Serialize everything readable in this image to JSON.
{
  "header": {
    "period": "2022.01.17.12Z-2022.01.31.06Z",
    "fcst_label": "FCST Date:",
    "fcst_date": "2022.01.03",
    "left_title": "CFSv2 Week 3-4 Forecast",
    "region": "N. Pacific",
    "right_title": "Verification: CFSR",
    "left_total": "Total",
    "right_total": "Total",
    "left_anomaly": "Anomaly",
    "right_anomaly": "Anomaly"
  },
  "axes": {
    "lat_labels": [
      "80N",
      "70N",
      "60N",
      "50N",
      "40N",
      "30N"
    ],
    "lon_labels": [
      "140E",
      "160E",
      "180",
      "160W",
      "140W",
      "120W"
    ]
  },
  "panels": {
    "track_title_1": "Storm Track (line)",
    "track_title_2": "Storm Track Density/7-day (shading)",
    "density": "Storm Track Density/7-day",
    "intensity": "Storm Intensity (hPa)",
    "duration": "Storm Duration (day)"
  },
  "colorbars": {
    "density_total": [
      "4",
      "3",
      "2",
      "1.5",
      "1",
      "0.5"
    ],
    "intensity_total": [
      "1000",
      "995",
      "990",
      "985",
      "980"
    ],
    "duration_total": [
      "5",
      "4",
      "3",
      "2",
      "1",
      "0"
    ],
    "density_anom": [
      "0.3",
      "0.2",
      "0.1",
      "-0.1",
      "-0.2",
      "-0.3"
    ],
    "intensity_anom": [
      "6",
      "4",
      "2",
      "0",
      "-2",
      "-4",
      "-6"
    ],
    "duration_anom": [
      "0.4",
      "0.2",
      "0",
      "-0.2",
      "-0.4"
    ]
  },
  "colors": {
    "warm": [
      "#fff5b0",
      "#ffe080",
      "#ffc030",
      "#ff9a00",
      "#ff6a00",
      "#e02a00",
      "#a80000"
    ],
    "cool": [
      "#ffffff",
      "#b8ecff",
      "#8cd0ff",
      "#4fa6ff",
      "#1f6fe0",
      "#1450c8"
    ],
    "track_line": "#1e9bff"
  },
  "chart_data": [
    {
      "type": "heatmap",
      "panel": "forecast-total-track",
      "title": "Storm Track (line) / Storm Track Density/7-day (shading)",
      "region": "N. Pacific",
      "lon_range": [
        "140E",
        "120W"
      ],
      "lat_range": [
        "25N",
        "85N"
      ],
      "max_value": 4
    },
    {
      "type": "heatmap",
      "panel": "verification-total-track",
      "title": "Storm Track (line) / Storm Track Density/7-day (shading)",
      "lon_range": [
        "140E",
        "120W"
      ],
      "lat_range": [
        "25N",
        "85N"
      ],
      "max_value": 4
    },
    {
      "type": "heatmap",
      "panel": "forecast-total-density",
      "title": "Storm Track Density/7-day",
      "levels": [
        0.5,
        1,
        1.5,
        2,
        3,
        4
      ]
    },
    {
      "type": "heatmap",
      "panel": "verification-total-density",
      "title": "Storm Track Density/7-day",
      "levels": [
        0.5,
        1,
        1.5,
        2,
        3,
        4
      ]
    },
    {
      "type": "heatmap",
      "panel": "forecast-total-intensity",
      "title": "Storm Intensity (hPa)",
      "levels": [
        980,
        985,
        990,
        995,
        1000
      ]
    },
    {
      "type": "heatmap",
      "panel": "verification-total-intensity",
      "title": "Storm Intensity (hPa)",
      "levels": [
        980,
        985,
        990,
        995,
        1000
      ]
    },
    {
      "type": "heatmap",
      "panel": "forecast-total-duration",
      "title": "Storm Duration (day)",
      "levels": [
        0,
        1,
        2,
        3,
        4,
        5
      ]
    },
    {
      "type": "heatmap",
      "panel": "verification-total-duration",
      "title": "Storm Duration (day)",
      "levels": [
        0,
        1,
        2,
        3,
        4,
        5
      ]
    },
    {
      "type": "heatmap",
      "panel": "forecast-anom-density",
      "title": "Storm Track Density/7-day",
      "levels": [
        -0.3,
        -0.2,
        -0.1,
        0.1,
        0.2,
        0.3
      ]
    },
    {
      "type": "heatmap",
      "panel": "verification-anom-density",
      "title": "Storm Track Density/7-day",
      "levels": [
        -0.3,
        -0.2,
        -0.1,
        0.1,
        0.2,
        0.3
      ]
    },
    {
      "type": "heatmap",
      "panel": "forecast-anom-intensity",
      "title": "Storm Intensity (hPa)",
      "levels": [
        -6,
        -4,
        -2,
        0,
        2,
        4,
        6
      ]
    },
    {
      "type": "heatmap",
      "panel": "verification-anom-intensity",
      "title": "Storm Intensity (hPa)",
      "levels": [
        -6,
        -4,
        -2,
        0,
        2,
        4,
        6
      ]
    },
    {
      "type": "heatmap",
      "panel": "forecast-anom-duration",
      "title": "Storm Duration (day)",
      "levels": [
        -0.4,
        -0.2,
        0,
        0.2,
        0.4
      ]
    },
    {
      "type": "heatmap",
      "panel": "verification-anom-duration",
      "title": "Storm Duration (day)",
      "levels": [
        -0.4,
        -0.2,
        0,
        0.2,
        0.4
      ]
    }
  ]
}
──────────
> **Request**: Repeat the listing exactly, from its first line to its last.

> **Response to the exercise**:
Serialize everything readable in this image to JSON.
{
  "header": {
    "period": "2022.01.17.12Z-2022.01.31.06Z",
    "fcst_label": "FCST Date:",
    "fcst_date": "2022.01.03",
    "left_title": "CFSv2 Week 3-4 Forecast",
    "region": "N. Pacific",
    "right_title": "Verification: CFSR",
    "left_total": "Total",
    "right_total": "Total",
    "left_anomaly": "Anomaly",
    "right_anomaly": "Anomaly"
  },
  "axes": {
    "lat_labels": [
      "80N",
      "70N",
      "60N",
      "50N",
      "40N",
      "30N"
    ],
    "lon_labels": [
      "140E",
      "160E",
      "180",
      "160W",
      "140W",
      "120W"
    ]
  },
  "panels": {
    "track_title_1": "Storm Track (line)",
    "track_title_2": "Storm Track Density/7-day (shading)",
    "density": "Storm Track Density/7-day",
    "intensity": "Storm Intensity (hPa)",
    "duration": "Storm Duration (day)"
  },
  "colorbars": {
    "density_total": [
      "4",
      "3",
      "2",
      "1.5",
      "1",
      "0.5"
    ],
    "intensity_total": [
      "1000",
      "995",
      "990",
      "985",
      "980"
    ],
    "duration_total": [
      "5",
      "4",
      "3",
      "2",
      "1",
      "0"
    ],
    "density_anom": [
      "0.3",
      "0.2",
      "0.1",
      "-0.1",
      "-0.2",
      "-0.3"
    ],
    "intensity_anom": [
      "6",
      "4",
      "2",
      "0",
      "-2",
      "-4",
      "-6"
    ],
    "duration_anom": [
      "0.4",
      "0.2",
      "0",
      "-0.2",
      "-0.4"
    ]
  },
  "colors": {
    "warm": [
      "#fff5b0",
      "#ffe080",
      "#ffc030",
      "#ff9a00",
      "#ff6a00",
      "#e02a00",
      "#a80000"
    ],
    "cool": [
      "#ffffff",
      "#b8ecff",
      "#8cd0ff",
      "#4fa6ff",
      "#1f6fe0",
      "#1450c8"
    ],
    "track_line": "#1e9bff"
  },
  "chart_data": [
    {
      "type": "heatmap",
      "panel": "forecast-total-track",
      "title": "Storm Track (line) / Storm Track Density/7-day (shading)",
      "region": "N. Pacific",
      "lon_range": [
        "140E",
        "120W"
      ],
      "lat_range": [
        "25N",
        "85N"
      ],
      "max_value": 4
    },
    {
      "type": "heatmap",
      "panel": "verification-total-track",
      "title": "Storm Track (line) / Storm Track Density/7-day (shading)",
      "lon_range": [
        "140E",
        "120W"
      ],
      "lat_range": [
        "25N",
        "85N"
      ],
      "max_value": 4
    },
    {
      "type": "heatmap",
      "panel": "forecast-total-density",
      "title": "Storm Track Density/7-day",
      "levels": [
        0.5,
        1,
        1.5,
        2,
        3,
        4
      ]
    },
    {
      "type": "heatmap",
      "panel": "verification-total-density",
      "title": "Storm Track Density/7-day",
      "levels": [
        0.5,
        1,
        1.5,
        2,
        3,
        4
      ]
    },
    {
      "type": "heatmap",
      "panel": "forecast-total-intensity",
      "title": "Storm Intensity (hPa)",
      "levels": [
        980,
        985,
        990,
        995,
        1000
      ]
    },
    {
      "type": "heatmap",
      "panel": "verification-total-intensity",
      "title": "Storm Intensity (hPa)",
      "levels": [
        980,
        985,
        990,
        995,
        1000
      ]
    },
    {
      "type": "heatmap",
      "panel": "forecast-total-duration",
      "title": "Storm Duration (day)",
      "levels": [
        0,
        1,
        2,
        3,
        4,
        5
      ]
    },
    {
      "type": "heatmap",
      "panel": "verification-total-duration",
      "title": "Storm Duration (day)",
      "levels": [
        0,
        1,
        2,
        3,
        4,
        5
      ]
    },
    {
      "type": "heatmap",
      "panel": "forecast-anom-density",
      "title": "Storm Track Density/7-day",
      "levels": [
        -0.3,
        -0.2,
        -0.1,
        0.1,
        0.2,
        0.3
      ]
    },
    {
      "type": "heatmap",
      "panel": "verification-anom-density",
      "title": "Storm Track Density/7-day",
      "levels": [
        -0.3,
        -0.2,
        -0.1,
        0.1,
        0.2,
        0.3
      ]
    },
    {
      "type": "heatmap",
      "panel": "forecast-anom-intensity",
      "title": "Storm Intensity (hPa)",
      "levels": [
        -6,
        -4,
        -2,
        0,
        2,
        4,
        6
      ]
    },
    {
      "type": "heatmap",
      "panel": "verification-anom-intensity",
      "title": "Storm Intensity (hPa)",
      "levels": [
        -6,
        -4,
        -2,
        0,
        2,
        4,
        6
      ]
    },
    {
      "type": "heatmap",
      "panel": "forecast-anom-duration",
      "title": "Storm Duration (day)",
      "levels": [
        -0.4,
        -0.2,
        0,
        0.2,
        0.4
      ]
    },
    {
      "type": "heatmap",
      "panel": "verification-anom-duration",
      "title": "Storm Duration (day)",
      "levels": [
        -0.4,
        -0.2,
        0,
        0.2,
        0.4
      ]
    }
  ]
}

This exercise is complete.